Requirement:
Reproduce every entry exactly.

(Structured figure records)
----
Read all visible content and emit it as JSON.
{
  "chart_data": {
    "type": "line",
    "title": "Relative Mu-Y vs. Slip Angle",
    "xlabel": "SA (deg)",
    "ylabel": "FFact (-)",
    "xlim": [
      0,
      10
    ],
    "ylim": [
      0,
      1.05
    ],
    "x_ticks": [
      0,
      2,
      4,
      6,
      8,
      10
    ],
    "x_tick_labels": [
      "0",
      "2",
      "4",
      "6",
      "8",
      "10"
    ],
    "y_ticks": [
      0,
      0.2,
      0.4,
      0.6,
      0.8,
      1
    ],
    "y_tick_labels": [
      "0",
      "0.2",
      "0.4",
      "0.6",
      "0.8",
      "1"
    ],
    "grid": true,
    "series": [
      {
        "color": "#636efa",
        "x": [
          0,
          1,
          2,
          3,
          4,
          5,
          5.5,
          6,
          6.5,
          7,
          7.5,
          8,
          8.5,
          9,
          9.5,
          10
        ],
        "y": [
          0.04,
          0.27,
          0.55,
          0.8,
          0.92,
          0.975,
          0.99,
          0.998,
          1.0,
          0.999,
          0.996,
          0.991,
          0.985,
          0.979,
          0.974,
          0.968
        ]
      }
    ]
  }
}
----
Answer to this task:
Read all visible content and emit it as JSON.
{
  "chart_data": {
    "type": "line",
    "title": "Relative Mu-Y vs. Slip Angle",
    "xlabel": "SA (deg)",
    "ylabel": "FFact (-)",
    "xlim": [
      0,
      10
    ],
    "ylim": [
      0,
      1.05
    ],
    "x_ticks": [
      0,
      2,
      4,
      6,
      8,
      10
    ],
    "x_tick_labels": [
      "0",
      "2",
      "4",
      "6",
      "8",
      "10"
    ],
    "y_ticks": [
      0,
      0.2,
      0.4,
      0.6,
      0.8,
      1
    ],
    "y_tick_labels": [
      "0",
      "0.2",
      "0.4",
      "0.6",
      "0.8",
      "1"
    ],
    "grid": true,
    "series": [
      {
        "color": "#636efa",
        "x": [
          0,
          1,
          2,
          3,
          4,
          5,
          5.5,
          6,
          6.5,
          7,
          7.5,
          8,
          8.5,
          9,
          9.5,
          10
        ],
        "y": [
          0.04,
          0.27,
          0.55,
          0.8,
          0.92,
          0.975,
          0.99,
          0.998,
          1.0,
          0.999,
          0.996,
          0.991,
          0.985,
          0.979,
          0.974,
          0.968
        ]
      }
    ]
  }
}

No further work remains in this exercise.